WHAT THIS TASK INVOLVES: In the listing below, pick out lines with "Texture".

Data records
————————

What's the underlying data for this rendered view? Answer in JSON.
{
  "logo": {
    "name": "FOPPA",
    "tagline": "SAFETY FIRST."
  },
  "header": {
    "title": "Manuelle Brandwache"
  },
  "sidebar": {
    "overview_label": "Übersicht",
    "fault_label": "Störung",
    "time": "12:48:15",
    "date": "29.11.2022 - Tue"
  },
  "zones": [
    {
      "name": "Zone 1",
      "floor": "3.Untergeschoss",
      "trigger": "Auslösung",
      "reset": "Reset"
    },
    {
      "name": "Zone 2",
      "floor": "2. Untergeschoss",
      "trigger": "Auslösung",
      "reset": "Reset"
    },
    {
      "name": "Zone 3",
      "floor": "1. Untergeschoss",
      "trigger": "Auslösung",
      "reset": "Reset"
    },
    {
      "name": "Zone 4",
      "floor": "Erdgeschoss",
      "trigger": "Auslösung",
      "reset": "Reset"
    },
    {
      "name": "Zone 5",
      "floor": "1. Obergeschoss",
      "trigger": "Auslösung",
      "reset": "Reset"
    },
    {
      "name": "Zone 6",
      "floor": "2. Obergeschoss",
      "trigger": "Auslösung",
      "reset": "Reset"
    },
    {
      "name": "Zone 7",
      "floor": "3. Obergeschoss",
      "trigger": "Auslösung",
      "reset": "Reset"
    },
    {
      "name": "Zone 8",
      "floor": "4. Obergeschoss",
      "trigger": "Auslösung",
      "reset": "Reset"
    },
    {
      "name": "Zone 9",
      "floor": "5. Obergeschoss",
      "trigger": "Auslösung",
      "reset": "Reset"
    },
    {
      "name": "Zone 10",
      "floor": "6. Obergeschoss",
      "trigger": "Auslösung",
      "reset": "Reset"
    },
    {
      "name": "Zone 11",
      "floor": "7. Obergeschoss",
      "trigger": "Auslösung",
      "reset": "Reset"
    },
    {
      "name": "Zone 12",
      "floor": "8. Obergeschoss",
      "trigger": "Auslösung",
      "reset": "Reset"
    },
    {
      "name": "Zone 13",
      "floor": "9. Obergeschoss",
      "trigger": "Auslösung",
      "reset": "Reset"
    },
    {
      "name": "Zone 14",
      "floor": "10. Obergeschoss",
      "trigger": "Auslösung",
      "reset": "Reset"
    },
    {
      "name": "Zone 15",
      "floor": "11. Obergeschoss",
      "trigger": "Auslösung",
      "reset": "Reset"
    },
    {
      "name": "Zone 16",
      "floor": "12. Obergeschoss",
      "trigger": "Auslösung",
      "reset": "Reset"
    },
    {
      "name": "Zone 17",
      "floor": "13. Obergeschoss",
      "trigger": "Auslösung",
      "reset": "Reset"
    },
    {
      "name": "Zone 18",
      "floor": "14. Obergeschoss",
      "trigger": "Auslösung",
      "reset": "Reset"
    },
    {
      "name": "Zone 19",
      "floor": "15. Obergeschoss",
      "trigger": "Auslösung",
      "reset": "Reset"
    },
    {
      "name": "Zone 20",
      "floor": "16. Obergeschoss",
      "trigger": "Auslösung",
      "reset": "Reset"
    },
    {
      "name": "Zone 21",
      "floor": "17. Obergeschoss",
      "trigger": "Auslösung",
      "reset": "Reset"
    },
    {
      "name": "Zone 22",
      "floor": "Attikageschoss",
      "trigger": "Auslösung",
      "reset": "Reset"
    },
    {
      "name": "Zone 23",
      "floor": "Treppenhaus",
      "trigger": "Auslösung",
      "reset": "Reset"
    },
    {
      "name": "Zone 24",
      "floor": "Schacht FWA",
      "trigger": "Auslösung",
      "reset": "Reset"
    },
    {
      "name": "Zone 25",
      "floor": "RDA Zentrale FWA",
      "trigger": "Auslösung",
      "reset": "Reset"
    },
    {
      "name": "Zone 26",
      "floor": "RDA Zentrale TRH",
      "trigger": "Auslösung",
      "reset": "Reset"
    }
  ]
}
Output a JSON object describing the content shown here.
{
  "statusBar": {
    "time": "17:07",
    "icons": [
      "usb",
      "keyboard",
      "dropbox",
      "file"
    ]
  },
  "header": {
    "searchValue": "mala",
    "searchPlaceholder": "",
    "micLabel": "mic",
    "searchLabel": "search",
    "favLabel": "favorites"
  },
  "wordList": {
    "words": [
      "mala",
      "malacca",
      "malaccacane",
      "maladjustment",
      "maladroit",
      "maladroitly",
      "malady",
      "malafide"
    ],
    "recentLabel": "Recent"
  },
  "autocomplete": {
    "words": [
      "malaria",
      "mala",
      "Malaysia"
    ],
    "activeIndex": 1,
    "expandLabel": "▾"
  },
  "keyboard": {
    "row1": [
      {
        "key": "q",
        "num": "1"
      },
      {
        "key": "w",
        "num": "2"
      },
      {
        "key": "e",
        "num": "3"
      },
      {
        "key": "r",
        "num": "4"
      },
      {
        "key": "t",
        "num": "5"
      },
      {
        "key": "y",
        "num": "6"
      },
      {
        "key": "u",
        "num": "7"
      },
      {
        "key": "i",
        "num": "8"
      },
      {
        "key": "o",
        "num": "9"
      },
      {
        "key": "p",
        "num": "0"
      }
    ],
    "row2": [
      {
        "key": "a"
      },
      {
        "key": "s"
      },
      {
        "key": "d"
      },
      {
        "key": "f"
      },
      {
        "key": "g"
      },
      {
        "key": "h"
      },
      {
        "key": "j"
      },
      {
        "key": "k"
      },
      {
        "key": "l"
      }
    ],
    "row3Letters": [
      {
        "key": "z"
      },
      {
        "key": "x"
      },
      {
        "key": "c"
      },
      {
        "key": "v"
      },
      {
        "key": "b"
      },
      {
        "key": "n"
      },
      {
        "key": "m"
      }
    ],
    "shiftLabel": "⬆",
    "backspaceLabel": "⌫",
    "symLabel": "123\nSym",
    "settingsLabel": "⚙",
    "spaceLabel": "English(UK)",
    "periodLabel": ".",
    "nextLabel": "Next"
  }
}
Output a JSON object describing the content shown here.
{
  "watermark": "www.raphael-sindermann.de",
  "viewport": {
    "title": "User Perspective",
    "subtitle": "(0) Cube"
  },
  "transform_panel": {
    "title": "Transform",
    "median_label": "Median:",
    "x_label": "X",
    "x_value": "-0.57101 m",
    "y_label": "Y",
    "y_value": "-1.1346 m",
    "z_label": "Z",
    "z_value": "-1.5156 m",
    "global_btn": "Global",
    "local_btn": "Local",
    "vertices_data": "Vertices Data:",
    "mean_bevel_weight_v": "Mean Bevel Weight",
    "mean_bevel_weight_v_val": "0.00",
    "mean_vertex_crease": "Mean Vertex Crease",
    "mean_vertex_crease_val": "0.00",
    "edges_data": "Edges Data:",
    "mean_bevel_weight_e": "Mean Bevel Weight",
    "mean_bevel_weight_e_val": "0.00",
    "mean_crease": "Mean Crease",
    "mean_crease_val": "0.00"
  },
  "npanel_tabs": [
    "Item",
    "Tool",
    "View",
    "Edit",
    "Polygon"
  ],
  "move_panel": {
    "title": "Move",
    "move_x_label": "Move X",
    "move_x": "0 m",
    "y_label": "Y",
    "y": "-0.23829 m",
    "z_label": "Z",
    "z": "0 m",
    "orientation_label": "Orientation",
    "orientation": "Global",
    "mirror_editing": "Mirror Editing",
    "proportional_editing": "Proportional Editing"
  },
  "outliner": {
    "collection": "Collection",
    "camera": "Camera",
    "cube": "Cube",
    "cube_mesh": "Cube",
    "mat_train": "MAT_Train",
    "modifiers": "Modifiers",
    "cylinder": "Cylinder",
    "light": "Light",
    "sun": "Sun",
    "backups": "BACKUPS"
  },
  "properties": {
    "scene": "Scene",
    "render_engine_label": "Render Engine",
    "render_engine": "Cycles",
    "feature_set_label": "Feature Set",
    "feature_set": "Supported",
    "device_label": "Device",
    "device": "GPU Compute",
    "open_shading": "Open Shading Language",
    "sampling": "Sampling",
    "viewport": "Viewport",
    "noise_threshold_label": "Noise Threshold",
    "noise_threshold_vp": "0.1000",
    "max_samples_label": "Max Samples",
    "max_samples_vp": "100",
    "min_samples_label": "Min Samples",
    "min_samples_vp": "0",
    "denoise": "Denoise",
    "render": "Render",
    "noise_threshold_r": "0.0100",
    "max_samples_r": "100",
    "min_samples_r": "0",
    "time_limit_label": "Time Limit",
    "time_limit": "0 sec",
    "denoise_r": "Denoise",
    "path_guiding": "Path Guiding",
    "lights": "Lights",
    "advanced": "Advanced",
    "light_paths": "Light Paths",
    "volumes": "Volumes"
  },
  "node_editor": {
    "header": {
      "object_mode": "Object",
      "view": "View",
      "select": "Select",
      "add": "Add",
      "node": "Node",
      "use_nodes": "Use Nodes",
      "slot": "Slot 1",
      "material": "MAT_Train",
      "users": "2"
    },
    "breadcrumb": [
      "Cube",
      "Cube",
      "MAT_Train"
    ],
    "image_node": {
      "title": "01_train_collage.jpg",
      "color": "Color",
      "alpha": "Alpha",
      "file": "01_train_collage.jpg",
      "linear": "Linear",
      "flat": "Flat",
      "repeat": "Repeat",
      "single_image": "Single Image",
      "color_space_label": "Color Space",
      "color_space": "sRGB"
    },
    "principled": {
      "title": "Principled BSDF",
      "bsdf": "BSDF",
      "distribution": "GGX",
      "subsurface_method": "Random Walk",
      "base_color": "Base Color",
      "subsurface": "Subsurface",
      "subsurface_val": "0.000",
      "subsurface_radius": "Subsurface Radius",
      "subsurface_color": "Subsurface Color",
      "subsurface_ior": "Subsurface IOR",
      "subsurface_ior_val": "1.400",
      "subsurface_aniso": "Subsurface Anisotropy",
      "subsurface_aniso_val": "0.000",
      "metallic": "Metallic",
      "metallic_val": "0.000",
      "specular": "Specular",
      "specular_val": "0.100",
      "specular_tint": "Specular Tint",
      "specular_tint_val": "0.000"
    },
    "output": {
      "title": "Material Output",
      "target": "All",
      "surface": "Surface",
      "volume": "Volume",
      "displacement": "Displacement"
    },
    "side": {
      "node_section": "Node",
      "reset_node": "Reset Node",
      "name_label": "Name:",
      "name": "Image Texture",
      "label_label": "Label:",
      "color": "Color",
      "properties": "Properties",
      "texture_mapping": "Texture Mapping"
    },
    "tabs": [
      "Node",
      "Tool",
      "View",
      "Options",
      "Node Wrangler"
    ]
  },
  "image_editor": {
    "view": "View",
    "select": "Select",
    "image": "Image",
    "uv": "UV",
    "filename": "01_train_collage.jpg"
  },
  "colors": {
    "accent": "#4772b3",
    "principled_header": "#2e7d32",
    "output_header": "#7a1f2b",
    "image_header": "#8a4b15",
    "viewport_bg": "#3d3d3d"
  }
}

————————

EXERCISE SOLUTION:
      "name": "Image Texture",
      "texture_mapping": "Texture Mapping"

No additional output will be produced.